Problem details:
Can you print the data exactly and leave out each image?

Dataset rows:

---

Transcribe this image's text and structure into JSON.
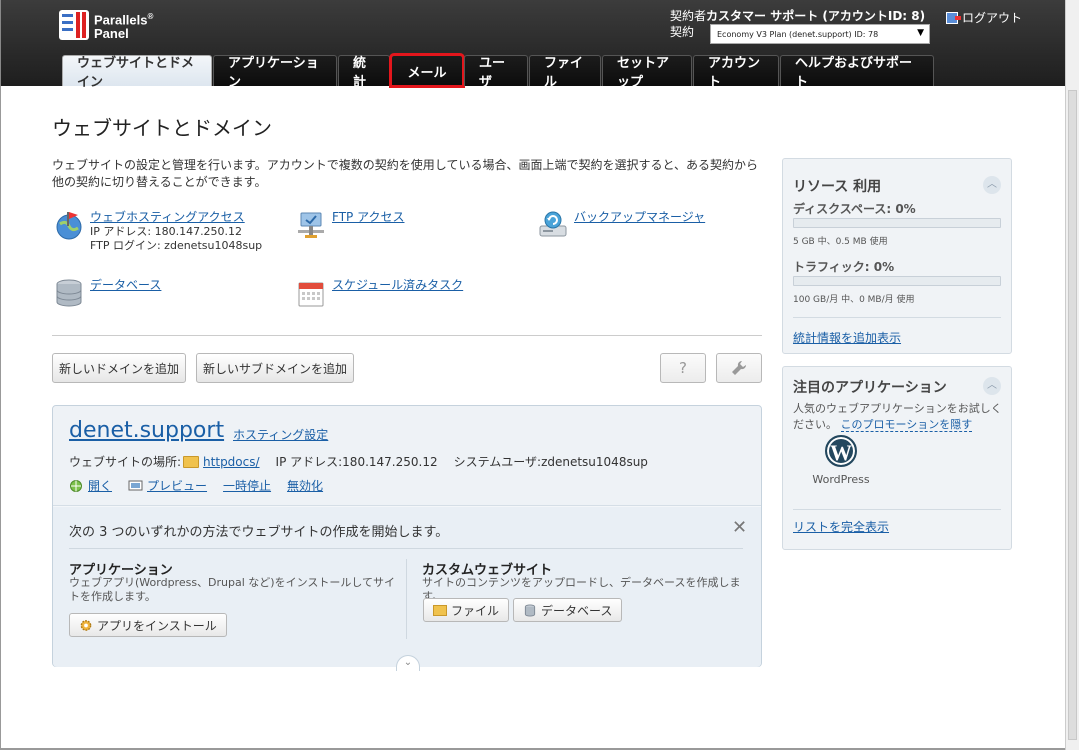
{
  "brand": {
    "line1": "Parallels",
    "mark": "®",
    "line2": "Panel"
  },
  "account": {
    "label_owner": "契約者",
    "owner_name": "カスタマー サポート (アカウントID: 8)",
    "label_subscription": "契約",
    "subscription_value": "Economy V3 Plan (denet.support) ID: 78",
    "logout": "ログアウト"
  },
  "tabs": [
    {
      "label": "ウェブサイトとドメイン",
      "active": true
    },
    {
      "label": "アプリケーション"
    },
    {
      "label": "統計"
    },
    {
      "label": "メール",
      "highlight": true
    },
    {
      "label": "ユーザ"
    },
    {
      "label": "ファイル"
    },
    {
      "label": "セットアップ"
    },
    {
      "label": "アカウント"
    },
    {
      "label": "ヘルプおよびサポート"
    }
  ],
  "page": {
    "title": "ウェブサイトとドメイン",
    "intro": "ウェブサイトの設定と管理を行います。アカウントで複数の契約を使用している場合、画面上端で契約を選択すると、ある契約から他の契約に切り替えることができます。"
  },
  "quick": {
    "hosting": {
      "link": "ウェブホスティングアクセス",
      "ip": "IP アドレス: 180.147.250.12",
      "ftp_login": "FTP ログイン: zdenetsu1048sup"
    },
    "ftp": {
      "link": "FTP アクセス"
    },
    "backup": {
      "link": "バックアップマネージャ"
    },
    "database": {
      "link": "データベース"
    },
    "tasks": {
      "link": "スケジュール済みタスク"
    }
  },
  "toolbar": {
    "add_domain": "新しいドメインを追加",
    "add_subdomain": "新しいサブドメインを追加",
    "help_symbol": "?"
  },
  "domain": {
    "name": "denet.support",
    "hosting_settings": "ホスティング設定",
    "location_label": "ウェブサイトの場所:",
    "location_value": "httpdocs/",
    "ip_label": "IP アドレス:",
    "ip_value": "180.147.250.12",
    "user_label": "システムユーザ:",
    "user_value": "zdenetsu1048sup",
    "actions": {
      "open": "開く",
      "preview": "プレビュー",
      "suspend": "一時停止",
      "disable": "無効化"
    }
  },
  "start": {
    "title": "次の 3 つのいずれかの方法でウェブサイトの作成を開始します。",
    "close": "✕",
    "apps": {
      "title": "アプリケーション",
      "desc": "ウェブアプリ(Wordpress、Drupal など)をインストールしてサイトを作成します。",
      "button": "アプリをインストール"
    },
    "custom": {
      "title": "カスタムウェブサイト",
      "desc": "サイトのコンテンツをアップロードし、データベースを作成します。",
      "files_button": "ファイル",
      "db_button": "データベース"
    }
  },
  "sidebar": {
    "resources": {
      "title": "リソース 利用",
      "disk_label": "ディスクスペース: 0%",
      "disk_usage": 0,
      "disk_sub": "5 GB 中、0.5 MB 使用",
      "traffic_label": "トラフィック: 0%",
      "traffic_usage": 0,
      "traffic_sub": "100 GB/月 中、0 MB/月 使用",
      "more_stats": "統計情報を追加表示"
    },
    "featured": {
      "title": "注目のアプリケーション",
      "desc": "人気のウェブアプリケーションをお試しください。",
      "hide_promo": "このプロモーションを隠す",
      "app_name": "WordPress",
      "show_all": "リストを完全表示"
    }
  },
  "colors": {
    "header_bg": "#2a2a2a",
    "highlight": "#e3161c",
    "link": "#1a5fa6"
  }
}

---

The response:
Transcribe this image's text and structure into JSON.
{
  "brand": {
    "line1": "Parallels",
    "mark": "®",
    "line2": "Panel"
  },
  "account": {
    "label_owner": "契約者",
    "owner_name": "カスタマー サポート (アカウントID: 8)",
    "label_subscription": "契約",
    "subscription_value": "Economy V3 Plan (denet.support) ID: 78",
    "logout": "ログアウト"
  },
  "tabs": [
    {
      "label": "ウェブサイトとドメイン",
      "active": true
    },
    {
      "label": "アプリケーション"
    },
    {
      "label": "統計"
    },
    {
      "label": "メール",
      "highlight": true
    },
    {
      "label": "ユーザ"
    },
    {
      "label": "ファイル"
    },
    {
      "label": "セットアップ"
    },
    {
      "label": "アカウント"
    },
    {
      "label": "ヘルプおよびサポート"
    }
  ],
  "page": {
    "title": "ウェブサイトとドメイン",
    "intro": "ウェブサイトの設定と管理を行います。アカウントで複数の契約を使用している場合、画面上端で契約を選択すると、ある契約から他の契約に切り替えることができます。"
  },
  "quick": {
    "hosting": {
      "link": "ウェブホスティングアクセス",
      "ip": "IP アドレス: 180.147.250.12",
      "ftp_login": "FTP ログイン: zdenetsu1048sup"
    },
    "ftp": {
      "link": "FTP アクセス"
    },
    "backup": {
      "link": "バックアップマネージャ"
    },
    "database": {
      "link": "データベース"
    },
    "tasks": {
      "link": "スケジュール済みタスク"
    }
  },
  "toolbar": {
    "add_domain": "新しいドメインを追加",
    "add_subdomain": "新しいサブドメインを追加",
    "help_symbol": "?"
  },
  "domain": {
    "name": "denet.support",
    "hosting_settings": "ホスティング設定",
    "location_label": "ウェブサイトの場所:",
    "location_value": "httpdocs/",
    "ip_label": "IP アドレス:",
    "ip_value": "180.147.250.12",
    "user_label": "システムユーザ:",
    "user_value": "zdenetsu1048sup",
    "actions": {
      "open": "開く",
      "preview": "プレビュー",
      "suspend": "一時停止",
      "disable": "無効化"
    }
  },
  "start": {
    "title": "次の 3 つのいずれかの方法でウェブサイトの作成を開始します。",
    "close": "✕",
    "apps": {
      "title": "アプリケーション",
      "desc": "ウェブアプリ(Wordpress、Drupal など)をインストールしてサイトを作成します。",
      "button": "アプリをインストール"
    },
    "custom": {
      "title": "カスタムウェブサイト",
      "desc": "サイトのコンテンツをアップロードし、データベースを作成します。",
      "files_button": "ファイル",
      "db_button": "データベース"
    }
  },
  "sidebar": {
    "resources": {
      "title": "リソース 利用",
      "disk_label": "ディスクスペース: 0%",
      "disk_usage": 0,
      "disk_sub": "5 GB 中、0.5 MB 使用",
      "traffic_label": "トラフィック: 0%",
      "traffic_usage": 0,
      "traffic_sub": "100 GB/月 中、0 MB/月 使用",
      "more_stats": "統計情報を追加表示"
    },
    "featured": {
      "title": "注目のアプリケーション",
      "desc": "人気のウェブアプリケーションをお試しください。",
      "hide_promo": "このプロモーションを隠す",
      "app_name": "WordPress",
      "show_all": "リストを完全表示"
    }
  },
  "colors": {
    "header_bg": "#2a2a2a",
    "highlight": "#e3161c",
    "link": "#1a5fa6"
  }
}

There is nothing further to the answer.